* [Problem requirements]: Take every line from the listing below that contains "ジクベルチン".

[Figure content listings]
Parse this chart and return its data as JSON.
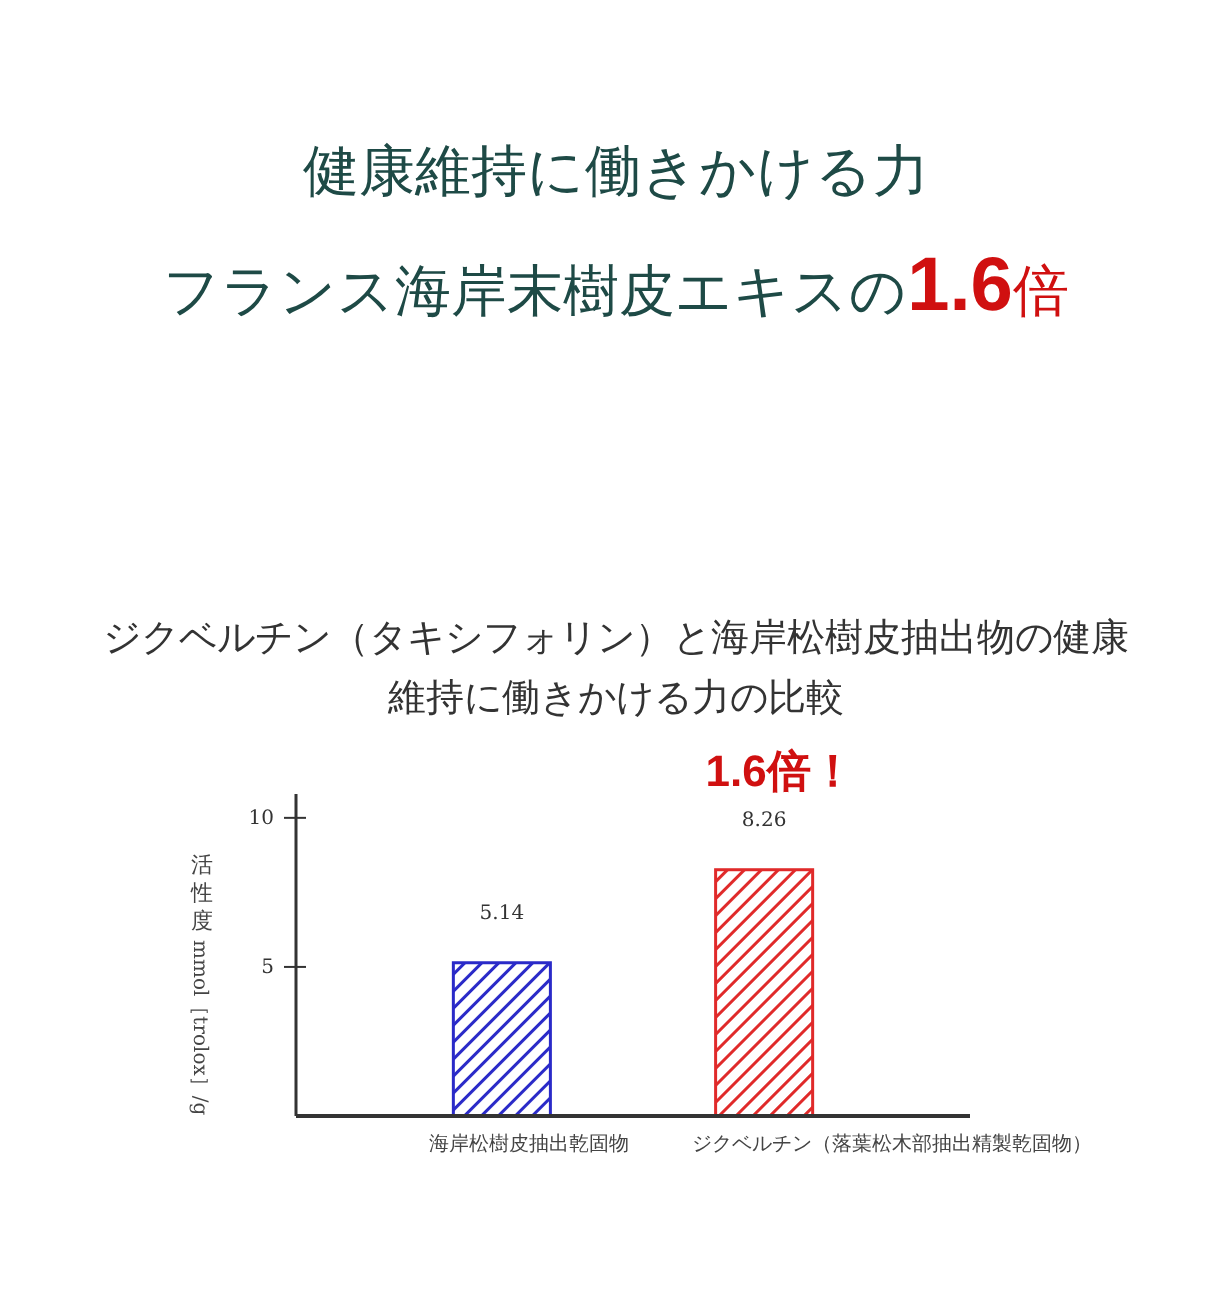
{
  "chart_data": {
    "type": "bar",
    "title": "ジクベルチン（タキシフォリン）と海岸松樹皮抽出物の健康維持に働きかける力の比較",
    "ylabel": "活性度 mmol［trolox］/g",
    "categories": [
      "海岸松樹皮抽出乾固物",
      "ジクベルチン（落葉松木部抽出精製乾固物）"
    ],
    "values": [
      5.14,
      8.26
    ],
    "colors": [
      "#2a2ac8",
      "#e02a2a"
    ],
    "data_labels": true,
    "ylim": [
      0,
      10.8
    ],
    "yticks": [
      5,
      10
    ],
    "grid": false,
    "annotations": [
      "健康維持に働きかける力",
      "フランス海岸末樹皮エキスの1.6倍",
      "1.6倍！"
    ]
  }
}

* [Response to the exercise]:
    "title": "ジクベルチン（タキシフォリン）と海岸松樹皮抽出物の健康維持に働きかける力の比較",
      "ジクベルチン（落葉松木部抽出精製乾固物）"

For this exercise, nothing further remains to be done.